## [WHAT IS EXPECTED]
Transcribe the data that follows precisely, omitting nothing.

** BEGIN DATA TO PROCESS **

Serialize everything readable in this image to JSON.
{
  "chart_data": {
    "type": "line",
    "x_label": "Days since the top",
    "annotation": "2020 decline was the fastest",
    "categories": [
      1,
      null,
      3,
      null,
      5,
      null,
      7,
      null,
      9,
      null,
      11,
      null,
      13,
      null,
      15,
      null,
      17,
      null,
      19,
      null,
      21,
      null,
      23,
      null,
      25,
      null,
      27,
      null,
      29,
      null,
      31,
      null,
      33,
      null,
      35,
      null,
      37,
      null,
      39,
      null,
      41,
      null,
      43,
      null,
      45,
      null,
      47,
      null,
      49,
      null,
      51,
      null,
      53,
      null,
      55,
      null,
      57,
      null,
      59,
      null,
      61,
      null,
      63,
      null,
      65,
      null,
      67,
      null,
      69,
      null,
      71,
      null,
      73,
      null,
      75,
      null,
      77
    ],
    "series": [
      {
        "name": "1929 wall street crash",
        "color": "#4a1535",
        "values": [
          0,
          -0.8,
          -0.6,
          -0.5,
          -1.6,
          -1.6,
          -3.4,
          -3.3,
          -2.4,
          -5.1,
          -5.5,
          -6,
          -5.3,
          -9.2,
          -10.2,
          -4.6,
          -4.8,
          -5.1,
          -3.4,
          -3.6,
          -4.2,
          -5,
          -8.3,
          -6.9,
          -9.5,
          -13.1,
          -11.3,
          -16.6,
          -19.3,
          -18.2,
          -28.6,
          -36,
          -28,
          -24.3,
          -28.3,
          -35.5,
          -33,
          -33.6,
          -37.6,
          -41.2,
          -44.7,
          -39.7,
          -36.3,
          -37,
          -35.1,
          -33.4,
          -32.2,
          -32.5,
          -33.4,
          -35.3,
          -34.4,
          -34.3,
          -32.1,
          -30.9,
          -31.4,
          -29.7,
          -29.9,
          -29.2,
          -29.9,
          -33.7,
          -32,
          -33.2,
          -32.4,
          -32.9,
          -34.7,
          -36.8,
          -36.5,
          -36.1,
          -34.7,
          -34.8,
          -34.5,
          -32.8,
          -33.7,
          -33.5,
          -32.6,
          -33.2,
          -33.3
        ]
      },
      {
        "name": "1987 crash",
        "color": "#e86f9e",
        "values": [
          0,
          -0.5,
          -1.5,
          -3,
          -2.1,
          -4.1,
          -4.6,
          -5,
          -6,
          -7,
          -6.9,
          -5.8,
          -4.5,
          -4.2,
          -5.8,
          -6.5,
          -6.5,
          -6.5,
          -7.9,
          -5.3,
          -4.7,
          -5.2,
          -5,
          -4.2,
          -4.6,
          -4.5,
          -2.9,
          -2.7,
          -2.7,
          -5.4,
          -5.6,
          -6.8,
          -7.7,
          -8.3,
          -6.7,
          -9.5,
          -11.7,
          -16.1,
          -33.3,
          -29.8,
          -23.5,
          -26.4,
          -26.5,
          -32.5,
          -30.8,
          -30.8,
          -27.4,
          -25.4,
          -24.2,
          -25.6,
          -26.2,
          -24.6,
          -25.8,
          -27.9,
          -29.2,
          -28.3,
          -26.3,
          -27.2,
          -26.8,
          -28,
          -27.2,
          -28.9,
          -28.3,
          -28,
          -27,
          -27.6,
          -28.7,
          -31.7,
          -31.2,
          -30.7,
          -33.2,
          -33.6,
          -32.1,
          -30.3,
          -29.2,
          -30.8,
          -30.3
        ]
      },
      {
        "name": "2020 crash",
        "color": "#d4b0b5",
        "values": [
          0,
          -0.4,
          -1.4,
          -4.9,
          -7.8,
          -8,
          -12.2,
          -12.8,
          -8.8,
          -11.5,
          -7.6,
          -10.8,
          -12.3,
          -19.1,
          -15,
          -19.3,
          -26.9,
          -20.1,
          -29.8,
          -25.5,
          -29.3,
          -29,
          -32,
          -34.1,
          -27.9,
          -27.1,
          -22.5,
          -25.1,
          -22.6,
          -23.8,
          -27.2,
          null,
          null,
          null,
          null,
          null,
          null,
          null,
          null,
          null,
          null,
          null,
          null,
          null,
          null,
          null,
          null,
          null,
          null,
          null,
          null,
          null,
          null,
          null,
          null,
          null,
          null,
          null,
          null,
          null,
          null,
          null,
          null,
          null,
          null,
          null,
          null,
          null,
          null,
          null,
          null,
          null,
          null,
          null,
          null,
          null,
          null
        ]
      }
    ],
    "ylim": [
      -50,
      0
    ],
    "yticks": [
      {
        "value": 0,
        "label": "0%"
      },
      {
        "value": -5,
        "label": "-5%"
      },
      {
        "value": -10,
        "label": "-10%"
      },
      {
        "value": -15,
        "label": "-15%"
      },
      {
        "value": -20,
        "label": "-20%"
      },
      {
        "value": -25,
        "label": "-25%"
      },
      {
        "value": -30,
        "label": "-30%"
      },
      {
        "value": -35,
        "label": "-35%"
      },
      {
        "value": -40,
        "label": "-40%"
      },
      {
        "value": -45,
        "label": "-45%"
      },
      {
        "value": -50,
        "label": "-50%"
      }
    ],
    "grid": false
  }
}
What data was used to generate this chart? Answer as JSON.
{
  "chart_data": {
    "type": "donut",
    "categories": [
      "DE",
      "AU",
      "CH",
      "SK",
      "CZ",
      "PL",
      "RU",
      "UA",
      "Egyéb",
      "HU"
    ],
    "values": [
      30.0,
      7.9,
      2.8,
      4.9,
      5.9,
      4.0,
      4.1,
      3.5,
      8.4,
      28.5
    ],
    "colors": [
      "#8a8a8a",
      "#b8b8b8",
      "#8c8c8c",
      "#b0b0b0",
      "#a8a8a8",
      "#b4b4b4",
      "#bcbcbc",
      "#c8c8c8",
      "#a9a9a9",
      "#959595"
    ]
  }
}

** END DATA TO PROCESS **

## [COMPLETE ANSWER]
Serialize everything readable in this image to JSON.
{
  "chart_data": {
    "type": "line",
    "x_label": "Days since the top",
    "annotation": "2020 decline was the fastest",
    "categories": [
      1,
      null,
      3,
      null,
      5,
      null,
      7,
      null,
      9,
      null,
      11,
      null,
      13,
      null,
      15,
      null,
      17,
      null,
      19,
      null,
      21,
      null,
      23,
      null,
      25,
      null,
      27,
      null,
      29,
      null,
      31,
      null,
      33,
      null,
      35,
      null,
      37,
      null,
      39,
      null,
      41,
      null,
      43,
      null,
      45,
      null,
      47,
      null,
      49,
      null,
      51,
      null,
      53,
      null,
      55,
      null,
      57,
      null,
      59,
      null,
      61,
      null,
      63,
      null,
      65,
      null,
      67,
      null,
      69,
      null,
      71,
      null,
      73,
      null,
      75,
      null,
      77
    ],
    "series": [
      {
        "name": "1929 wall street crash",
        "color": "#4a1535",
        "values": [
          0,
          -0.8,
          -0.6,
          -0.5,
          -1.6,
          -1.6,
          -3.4,
          -3.3,
          -2.4,
          -5.1,
          -5.5,
          -6,
          -5.3,
          -9.2,
          -10.2,
          -4.6,
          -4.8,
          -5.1,
          -3.4,
          -3.6,
          -4.2,
          -5,
          -8.3,
          -6.9,
          -9.5,
          -13.1,
          -11.3,
          -16.6,
          -19.3,
          -18.2,
          -28.6,
          -36,
          -28,
          -24.3,
          -28.3,
          -35.5,
          -33,
          -33.6,
          -37.6,
          -41.2,
          -44.7,
          -39.7,
          -36.3,
          -37,
          -35.1,
          -33.4,
          -32.2,
          -32.5,
          -33.4,
          -35.3,
          -34.4,
          -34.3,
          -32.1,
          -30.9,
          -31.4,
          -29.7,
          -29.9,
          -29.2,
          -29.9,
          -33.7,
          -32,
          -33.2,
          -32.4,
          -32.9,
          -34.7,
          -36.8,
          -36.5,
          -36.1,
          -34.7,
          -34.8,
          -34.5,
          -32.8,
          -33.7,
          -33.5,
          -32.6,
          -33.2,
          -33.3
        ]
      },
      {
        "name": "1987 crash",
        "color": "#e86f9e",
        "values": [
          0,
          -0.5,
          -1.5,
          -3,
          -2.1,
          -4.1,
          -4.6,
          -5,
          -6,
          -7,
          -6.9,
          -5.8,
          -4.5,
          -4.2,
          -5.8,
          -6.5,
          -6.5,
          -6.5,
          -7.9,
          -5.3,
          -4.7,
          -5.2,
          -5,
          -4.2,
          -4.6,
          -4.5,
          -2.9,
          -2.7,
          -2.7,
          -5.4,
          -5.6,
          -6.8,
          -7.7,
          -8.3,
          -6.7,
          -9.5,
          -11.7,
          -16.1,
          -33.3,
          -29.8,
          -23.5,
          -26.4,
          -26.5,
          -32.5,
          -30.8,
          -30.8,
          -27.4,
          -25.4,
          -24.2,
          -25.6,
          -26.2,
          -24.6,
          -25.8,
          -27.9,
          -29.2,
          -28.3,
          -26.3,
          -27.2,
          -26.8,
          -28,
          -27.2,
          -28.9,
          -28.3,
          -28,
          -27,
          -27.6,
          -28.7,
          -31.7,
          -31.2,
          -30.7,
          -33.2,
          -33.6,
          -32.1,
          -30.3,
          -29.2,
          -30.8,
          -30.3
        ]
      },
      {
        "name": "2020 crash",
        "color": "#d4b0b5",
        "values": [
          0,
          -0.4,
          -1.4,
          -4.9,
          -7.8,
          -8,
          -12.2,
          -12.8,
          -8.8,
          -11.5,
          -7.6,
          -10.8,
          -12.3,
          -19.1,
          -15,
          -19.3,
          -26.9,
          -20.1,
          -29.8,
          -25.5,
          -29.3,
          -29,
          -32,
          -34.1,
          -27.9,
          -27.1,
          -22.5,
          -25.1,
          -22.6,
          -23.8,
          -27.2,
          null,
          null,
          null,
          null,
          null,
          null,
          null,
          null,
          null,
          null,
          null,
          null,
          null,
          null,
          null,
          null,
          null,
          null,
          null,
          null,
          null,
          null,
          null,
          null,
          null,
          null,
          null,
          null,
          null,
          null,
          null,
          null,
          null,
          null,
          null,
          null,
          null,
          null,
          null,
          null,
          null,
          null,
          null,
          null,
          null,
          null
        ]
      }
    ],
    "ylim": [
      -50,
      0
    ],
    "yticks": [
      {
        "value": 0,
        "label": "0%"
      },
      {
        "value": -5,
        "label": "-5%"
      },
      {
        "value": -10,
        "label": "-10%"
      },
      {
        "value": -15,
        "label": "-15%"
      },
      {
        "value": -20,
        "label": "-20%"
      },
      {
        "value": -25,
        "label": "-25%"
      },
      {
        "value": -30,
        "label": "-30%"
      },
      {
        "value": -35,
        "label": "-35%"
      },
      {
        "value": -40,
        "label": "-40%"
      },
      {
        "value": -45,
        "label": "-45%"
      },
      {
        "value": -50,
        "label": "-50%"
      }
    ],
    "grid": false
  }
}
What data was used to generate this chart? Answer as JSON.
{
  "chart_data": {
    "type": "donut",
    "categories": [
      "DE",
      "AU",
      "CH",
      "SK",
      "CZ",
      "PL",
      "RU",
      "UA",
      "Egyéb",
      "HU"
    ],
    "values": [
      30.0,
      7.9,
      2.8,
      4.9,
      5.9,
      4.0,
      4.1,
      3.5,
      8.4,
      28.5
    ],
    "colors": [
      "#8a8a8a",
      "#b8b8b8",
      "#8c8c8c",
      "#b0b0b0",
      "#a8a8a8",
      "#b4b4b4",
      "#bcbcbc",
      "#c8c8c8",
      "#a9a9a9",
      "#959595"
    ]
  }
}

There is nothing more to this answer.